▶ Direction
Write out the material exactly, without any of its pictures.
** START OF Stored rows **
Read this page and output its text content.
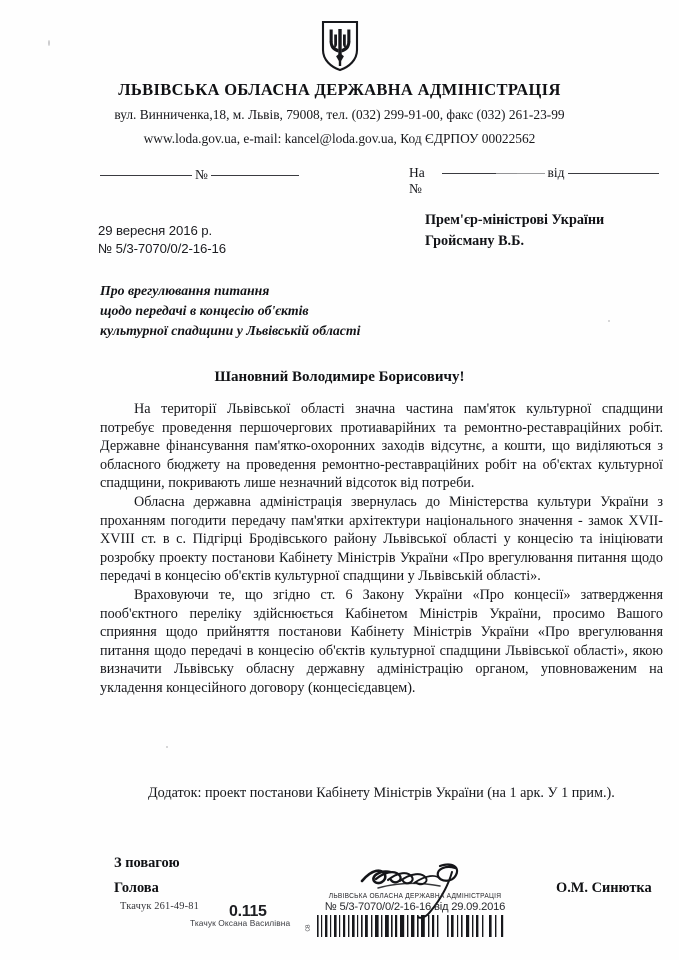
ЛЬВІВСЬКА ОБЛАСНА ДЕРЖАВНА АДМІНІСТРАЦІЯ
вул. Винниченка,18, м. Львів, 79008, тел. (032) 299-91-00, факс (032) 261-23-99
www.loda.gov.ua, e-mail: kancel@loda.gov.ua, Код ЄДРПОУ 00022562
№	На №
від
29 вересня 2016 р.
№ 5/3-7070/0/2-16-16
Прем'єр-міністрові України
Гройсману В.Б.
Про врегулювання питання
щодо передачі в концесію об'єктів
культурної спадщини у Львівській області
Шановний Володимире Борисовичу!

На території Львівської області значна частина пам'яток культурної спадщини потребує проведення першочергових протиаварійних та ремонтно-реставраційних робіт. Державне фінансування пам'ятко-охоронних заходів відсутнє, а кошти, що виділяються з обласного бюджету на проведення ремонтно-реставраційних робіт на об'єктах культурної спадщини, покривають лише незначний відсоток від потреби.

Обласна державна адміністрація звернулась до Міністерства культури України з проханням погодити передачу пам'ятки архітектури національного значення - замок XVII-XVIII ст. в с. Підгірці Бродівського району Львівської області у концесію та ініціювати розробку проекту постанови Кабінету Міністрів України «Про врегулювання питання щодо передачі в концесію об'єктів культурної спадщини у Львівській області».

Враховуючи те, що згідно ст. 6 Закону України «Про концесії» затвердження пооб'єктного переліку здійснюється Кабінетом Міністрів України, просимо Вашого сприяння щодо прийняття постанови Кабінету Міністрів України «Про врегулювання питання щодо передачі в концесію об'єктів культурної спадщини Львівської області», якою визначити Львівську обласну державну адміністрацію органом, уповноваженим на укладення концесійного договору (концесієдавцем).

Додаток: проект постанови Кабінету Міністрів України (на 1 арк. У 1 прим.).
З повагою
Голова	О.М. Синютка
ЛЬВІВСЬКА ОБЛАСНА ДЕРЖАВНА АДМІНІСТРАЦІЯ
№ 5/3-7070/0/2-16-16 від 29.09.2016
СВ
Ткачук 261-49-81 0.115
Ткачук Оксана Василівна
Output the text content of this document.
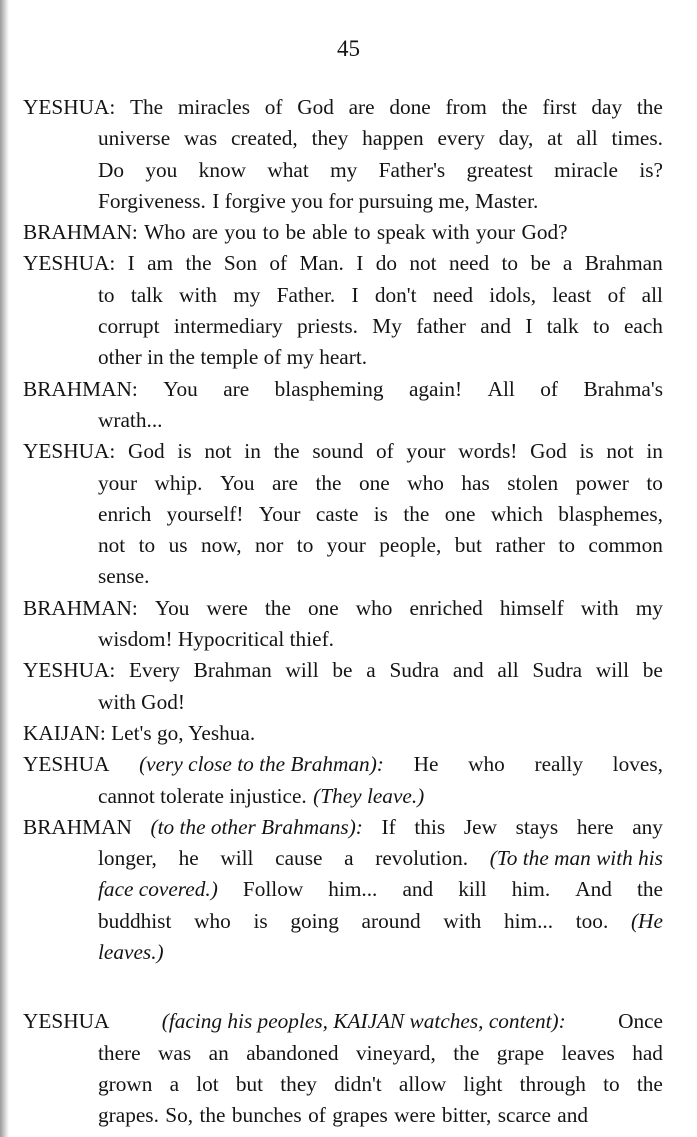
45
YESHUA: The miracles of God are done from the first day the
universe was created, they happen every day, at all times.
Do you know what my Father's greatest miracle is?
Forgiveness. I forgive you for pursuing me, Master.
BRAHMAN: Who are you to be able to speak with your God?
YESHUA: I am the Son of Man. I do not need to be a Brahman
to talk with my Father. I don't need idols, least of all
corrupt intermediary priests. My father and I talk to each
other in the temple of my heart.
BRAHMAN: You are blaspheming again! All of Brahma's
wrath...
YESHUA: God is not in the sound of your words! God is not in
your whip. You are the one who has stolen power to
enrich yourself! Your caste is the one which blasphemes,
not to us now, nor to your people, but rather to common
sense.
BRAHMAN: You were the one who enriched himself with my
wisdom! Hypocritical thief.
YESHUA: Every Brahman will be a Sudra and all Sudra will be
with God!
KAIJAN: Let's go, Yeshua.
YESHUA (very close to the Brahman): He who really loves,
cannot tolerate injustice. (They leave.)
BRAHMAN (to the other Brahmans): If this Jew stays here any
longer, he will cause a revolution. (To the man with his
face covered.) Follow him... and kill him. And the
buddhist who is going around with him... too. (He
leaves.)
YESHUA (facing his peoples, KAIJAN watches, content): Once
there was an abandoned vineyard, the grape leaves had
grown a lot but they didn't allow light through to the
grapes. So, the bunches of grapes were bitter, scarce and
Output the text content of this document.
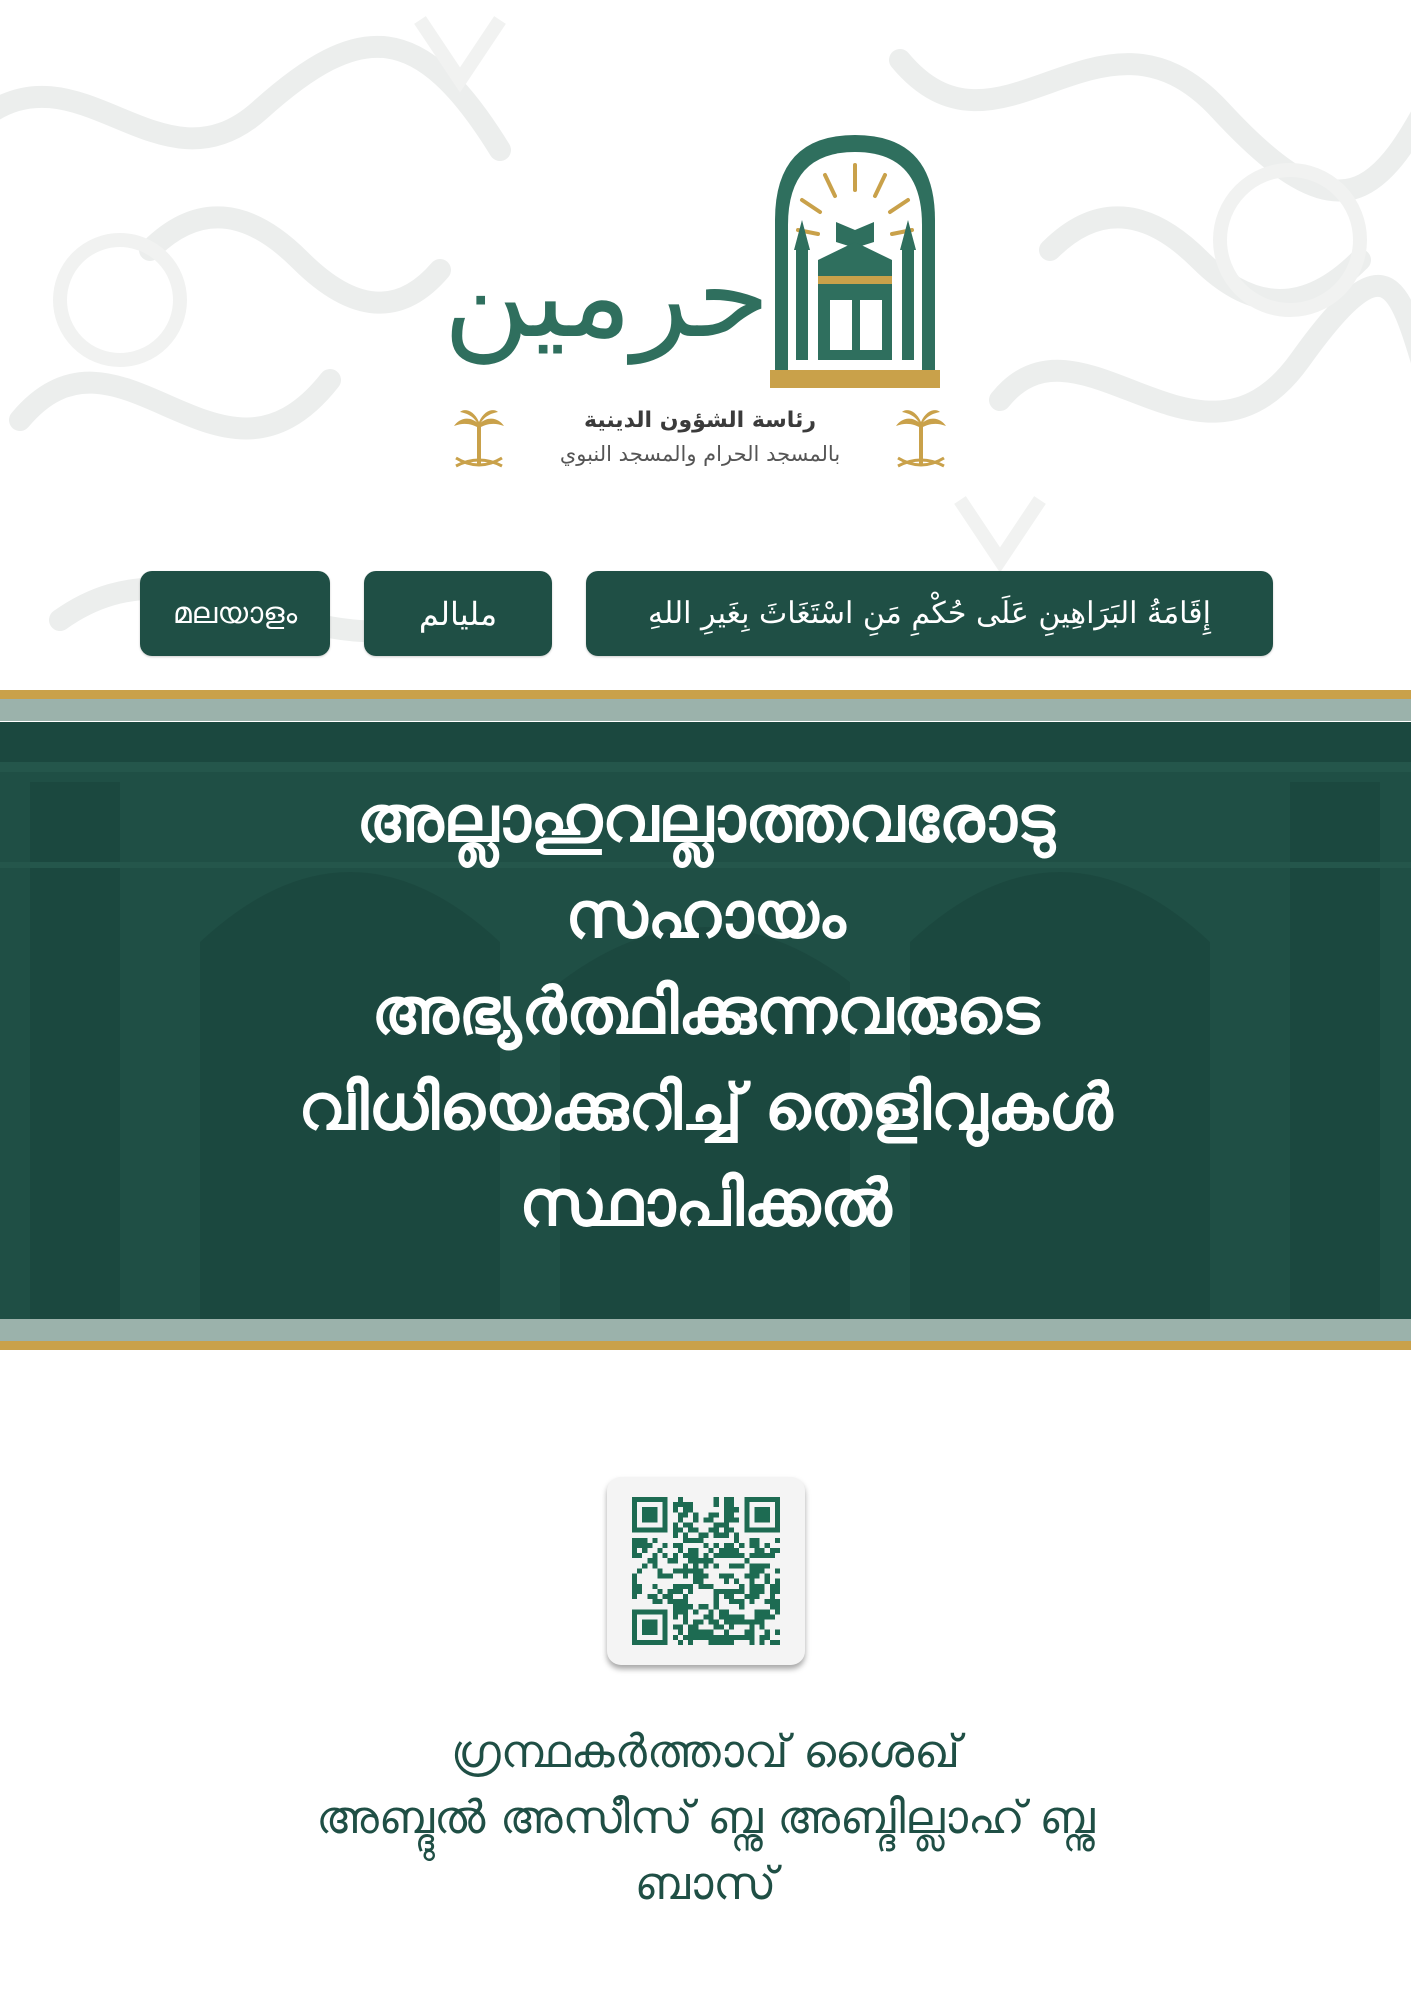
حرمين
رئاسة الشؤون الدينية
بالمسجد الحرام والمسجد النبوي
മലയാളം	مليالم	إِقَامَةُ البَرَاهِينِ عَلَى حُكْمِ مَنِ اسْتَغَاثَ بِغَيرِ اللهِ
അല്ലാഹുവല്ലാത്തവരോടു
സഹായം
അഭ്യർത്ഥിക്കുന്നവരുടെ
വിധിയെക്കുറിച്ച് തെളിവുകൾ
സ്ഥാപിക്കൽ
ഗ്രന്ഥകർത്താവ് ശൈഖ്
അബ്ദുൽ അസീസ് ബ്നു അബ്ദില്ലാഹ് ബ്നു
ബാസ്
** END OF Stored rows **
▶ The output
Read this page and output its text content.
ЛЬВІВСЬКА ОБЛАСНА ДЕРЖАВНА АДМІНІСТРАЦІЯ
вул. Винниченка,18, м. Львів, 79008, тел. (032) 299-91-00, факс (032) 261-23-99
www.loda.gov.ua, e-mail: kancel@loda.gov.ua, Код ЄДРПОУ 00022562
№	На №
від
29 вересня 2016 р.
№ 5/3-7070/0/2-16-16
Прем'єр-міністрові України
Гройсману В.Б.
Про врегулювання питання
щодо передачі в концесію об'єктів
культурної спадщини у Львівській області
Шановний Володимире Борисовичу!

На території Львівської області значна частина пам'яток культурної спадщини потребує проведення першочергових протиаварійних та ремонтно-реставраційних робіт. Державне фінансування пам'ятко-охоронних заходів відсутнє, а кошти, що виділяються з обласного бюджету на проведення ремонтно-реставраційних робіт на об'єктах культурної спадщини, покривають лише незначний відсоток від потреби.

Обласна державна адміністрація звернулась до Міністерства культури України з проханням погодити передачу пам'ятки архітектури національного значення - замок XVII-XVIII ст. в с. Підгірці Бродівського району Львівської області у концесію та ініціювати розробку проекту постанови Кабінету Міністрів України «Про врегулювання питання щодо передачі в концесію об'єктів культурної спадщини у Львівській області».

Враховуючи те, що згідно ст. 6 Закону України «Про концесії» затвердження пооб'єктного переліку здійснюється Кабінетом Міністрів України, просимо Вашого сприяння щодо прийняття постанови Кабінету Міністрів України «Про врегулювання питання щодо передачі в концесію об'єктів культурної спадщини Львівської області», якою визначити Львівську обласну державну адміністрацію органом, уповноваженим на укладення концесійного договору (концесієдавцем).

Додаток: проект постанови Кабінету Міністрів України (на 1 арк. У 1 прим.).
З повагою
Голова	О.М. Синютка
ЛЬВІВСЬКА ОБЛАСНА ДЕРЖАВНА АДМІНІСТРАЦІЯ
№ 5/3-7070/0/2-16-16 від 29.09.2016
СВ
Ткачук 261-49-81 0.115
Ткачук Оксана Василівна
Output the text content of this document.
45
YESHUA: The miracles of God are done from the first day the
universe was created, they happen every day, at all times.
Do you know what my Father's greatest miracle is?
Forgiveness. I forgive you for pursuing me, Master.
BRAHMAN: Who are you to be able to speak with your God?
YESHUA: I am the Son of Man. I do not need to be a Brahman
to talk with my Father. I don't need idols, least of all
corrupt intermediary priests. My father and I talk to each
other in the temple of my heart.
BRAHMAN: You are blaspheming again! All of Brahma's
wrath...
YESHUA: God is not in the sound of your words! God is not in
your whip. You are the one who has stolen power to
enrich yourself! Your caste is the one which blasphemes,
not to us now, nor to your people, but rather to common
sense.
BRAHMAN: You were the one who enriched himself with my
wisdom! Hypocritical thief.
YESHUA: Every Brahman will be a Sudra and all Sudra will be
with God!
KAIJAN: Let's go, Yeshua.
YESHUA (very close to the Brahman): He who really loves,
cannot tolerate injustice. (They leave.)
BRAHMAN (to the other Brahmans): If this Jew stays here any
longer, he will cause a revolution. (To the man with his
face covered.) Follow him... and kill him. And the
buddhist who is going around with him... too. (He
leaves.)
YESHUA (facing his peoples, KAIJAN watches, content): Once
there was an abandoned vineyard, the grape leaves had
grown a lot but they didn't allow light through to the
grapes. So, the bunches of grapes were bitter, scarce and
Output the text content of this document.
حرمين
رئاسة الشؤون الدينية
بالمسجد الحرام والمسجد النبوي
മലയാളം	مليالم	إِقَامَةُ البَرَاهِينِ عَلَى حُكْمِ مَنِ اسْتَغَاثَ بِغَيرِ اللهِ
അല്ലാഹുവല്ലാത്തവരോടു
സഹായം
അഭ്യർത്ഥിക്കുന്നവരുടെ
വിധിയെക്കുറിച്ച് തെളിവുകൾ
സ്ഥാപിക്കൽ
ഗ്രന്ഥകർത്താവ് ശൈഖ്
അബ്ദുൽ അസീസ് ബ്നു അബ്ദില്ലാഹ് ബ്നു
ബാസ്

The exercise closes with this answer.